> **RECORDED INFORMATION**

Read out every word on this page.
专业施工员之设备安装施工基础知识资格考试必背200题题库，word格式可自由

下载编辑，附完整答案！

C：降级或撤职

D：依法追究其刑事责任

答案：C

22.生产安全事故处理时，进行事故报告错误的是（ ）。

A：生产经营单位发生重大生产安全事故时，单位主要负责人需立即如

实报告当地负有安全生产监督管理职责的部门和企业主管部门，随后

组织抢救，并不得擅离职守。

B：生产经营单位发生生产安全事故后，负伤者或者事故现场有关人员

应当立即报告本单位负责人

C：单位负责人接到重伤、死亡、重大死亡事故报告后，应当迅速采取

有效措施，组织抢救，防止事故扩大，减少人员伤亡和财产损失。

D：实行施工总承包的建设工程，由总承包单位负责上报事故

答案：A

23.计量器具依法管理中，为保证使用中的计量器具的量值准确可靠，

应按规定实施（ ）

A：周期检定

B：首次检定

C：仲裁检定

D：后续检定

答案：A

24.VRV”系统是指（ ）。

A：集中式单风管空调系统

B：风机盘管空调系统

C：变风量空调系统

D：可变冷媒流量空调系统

> **WRITTEN PROBLEM**
Your task is to give the records above again, exactly.

> **EXERCISE OUTPUT**
Read out every word on this page.
专业施工员之设备安装施工基础知识资格考试必背200题题库，word格式可自由

下载编辑，附完整答案！

C：降级或撤职

D：依法追究其刑事责任

答案：C

22.生产安全事故处理时，进行事故报告错误的是（ ）。

A：生产经营单位发生重大生产安全事故时，单位主要负责人需立即如

实报告当地负有安全生产监督管理职责的部门和企业主管部门，随后

组织抢救，并不得擅离职守。

B：生产经营单位发生生产安全事故后，负伤者或者事故现场有关人员

应当立即报告本单位负责人

C：单位负责人接到重伤、死亡、重大死亡事故报告后，应当迅速采取

有效措施，组织抢救，防止事故扩大，减少人员伤亡和财产损失。

D：实行施工总承包的建设工程，由总承包单位负责上报事故

答案：A

23.计量器具依法管理中，为保证使用中的计量器具的量值准确可靠，

应按规定实施（ ）

A：周期检定

B：首次检定

C：仲裁检定

D：后续检定

答案：A

24.VRV”系统是指（ ）。

A：集中式单风管空调系统

B：风机盘管空调系统

C：变风量空调系统

D：可变冷媒流量空调系统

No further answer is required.